> [TASK BRIEF]:
Return all lines in the material below that contain "title".

•••••

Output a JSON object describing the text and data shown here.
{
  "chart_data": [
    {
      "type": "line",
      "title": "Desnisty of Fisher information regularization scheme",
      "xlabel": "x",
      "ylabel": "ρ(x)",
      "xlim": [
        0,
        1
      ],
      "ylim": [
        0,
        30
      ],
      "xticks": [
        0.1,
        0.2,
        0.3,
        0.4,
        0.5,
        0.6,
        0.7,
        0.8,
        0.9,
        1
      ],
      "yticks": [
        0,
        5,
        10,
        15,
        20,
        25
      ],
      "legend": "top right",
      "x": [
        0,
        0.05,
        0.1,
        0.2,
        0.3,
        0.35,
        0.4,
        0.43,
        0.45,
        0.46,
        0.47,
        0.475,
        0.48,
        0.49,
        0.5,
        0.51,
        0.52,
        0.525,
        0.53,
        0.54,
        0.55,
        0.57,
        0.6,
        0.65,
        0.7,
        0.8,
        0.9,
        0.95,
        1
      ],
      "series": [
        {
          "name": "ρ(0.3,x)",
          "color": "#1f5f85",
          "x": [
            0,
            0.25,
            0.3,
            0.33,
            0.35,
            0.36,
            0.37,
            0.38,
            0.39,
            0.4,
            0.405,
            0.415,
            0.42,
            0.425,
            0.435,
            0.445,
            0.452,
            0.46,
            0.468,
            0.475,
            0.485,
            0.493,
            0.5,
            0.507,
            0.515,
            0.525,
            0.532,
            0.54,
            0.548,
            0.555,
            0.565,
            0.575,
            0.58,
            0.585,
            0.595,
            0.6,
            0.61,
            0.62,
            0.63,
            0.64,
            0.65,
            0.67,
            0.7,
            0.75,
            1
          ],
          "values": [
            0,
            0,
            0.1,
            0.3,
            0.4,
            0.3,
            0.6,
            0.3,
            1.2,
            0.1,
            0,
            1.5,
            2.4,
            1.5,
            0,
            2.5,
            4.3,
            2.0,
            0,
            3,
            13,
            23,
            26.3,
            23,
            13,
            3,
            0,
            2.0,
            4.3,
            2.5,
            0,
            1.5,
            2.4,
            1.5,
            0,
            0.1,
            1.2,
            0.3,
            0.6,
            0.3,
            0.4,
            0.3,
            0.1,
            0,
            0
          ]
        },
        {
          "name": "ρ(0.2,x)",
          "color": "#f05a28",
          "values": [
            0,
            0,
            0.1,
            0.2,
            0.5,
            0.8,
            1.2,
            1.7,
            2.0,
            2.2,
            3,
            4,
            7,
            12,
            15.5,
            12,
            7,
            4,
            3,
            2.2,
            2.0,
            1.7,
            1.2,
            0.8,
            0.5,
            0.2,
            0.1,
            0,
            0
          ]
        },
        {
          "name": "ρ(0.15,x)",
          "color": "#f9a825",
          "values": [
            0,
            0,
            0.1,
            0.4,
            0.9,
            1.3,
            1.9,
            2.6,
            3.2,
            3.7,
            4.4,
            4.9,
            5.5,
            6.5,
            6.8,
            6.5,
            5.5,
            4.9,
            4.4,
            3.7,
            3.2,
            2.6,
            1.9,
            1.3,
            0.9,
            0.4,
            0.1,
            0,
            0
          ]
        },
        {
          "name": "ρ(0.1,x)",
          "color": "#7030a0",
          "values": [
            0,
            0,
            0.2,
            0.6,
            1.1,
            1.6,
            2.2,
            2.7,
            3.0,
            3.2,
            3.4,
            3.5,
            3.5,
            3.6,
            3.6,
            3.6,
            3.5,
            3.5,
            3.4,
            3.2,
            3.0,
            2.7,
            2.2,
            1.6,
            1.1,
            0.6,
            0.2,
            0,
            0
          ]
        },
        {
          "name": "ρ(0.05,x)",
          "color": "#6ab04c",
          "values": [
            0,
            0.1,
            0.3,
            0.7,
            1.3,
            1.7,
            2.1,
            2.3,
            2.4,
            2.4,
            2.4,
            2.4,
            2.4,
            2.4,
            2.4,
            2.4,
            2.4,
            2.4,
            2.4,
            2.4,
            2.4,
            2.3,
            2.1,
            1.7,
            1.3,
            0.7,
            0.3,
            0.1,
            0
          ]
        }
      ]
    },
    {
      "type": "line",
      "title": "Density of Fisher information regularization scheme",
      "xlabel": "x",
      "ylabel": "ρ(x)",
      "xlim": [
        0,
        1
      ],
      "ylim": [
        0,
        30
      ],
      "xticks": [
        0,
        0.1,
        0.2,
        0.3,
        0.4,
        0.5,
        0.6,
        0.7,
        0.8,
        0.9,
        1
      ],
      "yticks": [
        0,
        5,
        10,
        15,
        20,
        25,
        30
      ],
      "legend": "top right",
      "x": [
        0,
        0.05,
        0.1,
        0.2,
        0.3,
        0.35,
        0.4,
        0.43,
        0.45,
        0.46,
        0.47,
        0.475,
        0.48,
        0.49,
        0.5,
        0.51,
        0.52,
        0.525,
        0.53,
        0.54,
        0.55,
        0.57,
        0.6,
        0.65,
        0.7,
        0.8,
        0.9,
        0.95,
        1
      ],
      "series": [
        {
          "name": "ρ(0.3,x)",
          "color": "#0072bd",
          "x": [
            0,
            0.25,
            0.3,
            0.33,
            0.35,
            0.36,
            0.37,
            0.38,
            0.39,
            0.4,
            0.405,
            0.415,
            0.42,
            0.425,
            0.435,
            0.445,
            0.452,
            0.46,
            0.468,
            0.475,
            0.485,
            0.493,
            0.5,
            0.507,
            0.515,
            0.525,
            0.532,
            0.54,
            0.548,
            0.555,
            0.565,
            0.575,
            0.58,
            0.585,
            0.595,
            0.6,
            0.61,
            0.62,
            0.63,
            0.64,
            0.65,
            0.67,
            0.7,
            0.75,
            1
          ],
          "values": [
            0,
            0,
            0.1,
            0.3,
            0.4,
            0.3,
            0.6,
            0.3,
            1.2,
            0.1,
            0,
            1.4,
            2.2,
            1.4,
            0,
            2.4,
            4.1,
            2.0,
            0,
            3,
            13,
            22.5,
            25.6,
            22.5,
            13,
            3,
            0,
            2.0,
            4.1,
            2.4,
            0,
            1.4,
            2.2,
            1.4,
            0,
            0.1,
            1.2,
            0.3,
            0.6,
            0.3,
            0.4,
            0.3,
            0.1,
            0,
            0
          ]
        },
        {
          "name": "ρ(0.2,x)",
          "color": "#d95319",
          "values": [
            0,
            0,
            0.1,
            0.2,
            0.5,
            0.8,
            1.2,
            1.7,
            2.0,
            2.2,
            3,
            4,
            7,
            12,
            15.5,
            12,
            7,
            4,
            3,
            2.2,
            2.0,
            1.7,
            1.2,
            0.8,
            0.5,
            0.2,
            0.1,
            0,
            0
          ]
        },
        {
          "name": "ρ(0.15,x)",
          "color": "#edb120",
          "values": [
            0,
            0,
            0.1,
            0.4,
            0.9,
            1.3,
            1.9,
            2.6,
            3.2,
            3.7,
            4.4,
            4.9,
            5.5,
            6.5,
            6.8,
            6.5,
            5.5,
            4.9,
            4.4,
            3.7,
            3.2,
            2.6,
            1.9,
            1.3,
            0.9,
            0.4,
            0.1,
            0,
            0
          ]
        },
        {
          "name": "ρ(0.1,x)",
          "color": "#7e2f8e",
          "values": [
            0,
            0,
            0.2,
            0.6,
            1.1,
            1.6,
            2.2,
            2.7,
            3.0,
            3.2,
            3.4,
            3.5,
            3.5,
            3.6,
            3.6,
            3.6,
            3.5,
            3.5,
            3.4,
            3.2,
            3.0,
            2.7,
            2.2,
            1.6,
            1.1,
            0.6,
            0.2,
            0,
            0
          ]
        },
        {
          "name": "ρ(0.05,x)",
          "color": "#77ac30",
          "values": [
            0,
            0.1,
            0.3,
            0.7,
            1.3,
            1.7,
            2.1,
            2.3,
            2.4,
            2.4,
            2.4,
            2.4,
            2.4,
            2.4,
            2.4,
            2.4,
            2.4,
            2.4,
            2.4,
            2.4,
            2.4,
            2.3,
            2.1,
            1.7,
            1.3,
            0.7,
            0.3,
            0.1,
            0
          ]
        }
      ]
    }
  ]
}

•••••

> [TASK RESULT]:
      "title": "Desnisty of Fisher information regularization scheme",
      "title": "Density of Fisher information regularization scheme",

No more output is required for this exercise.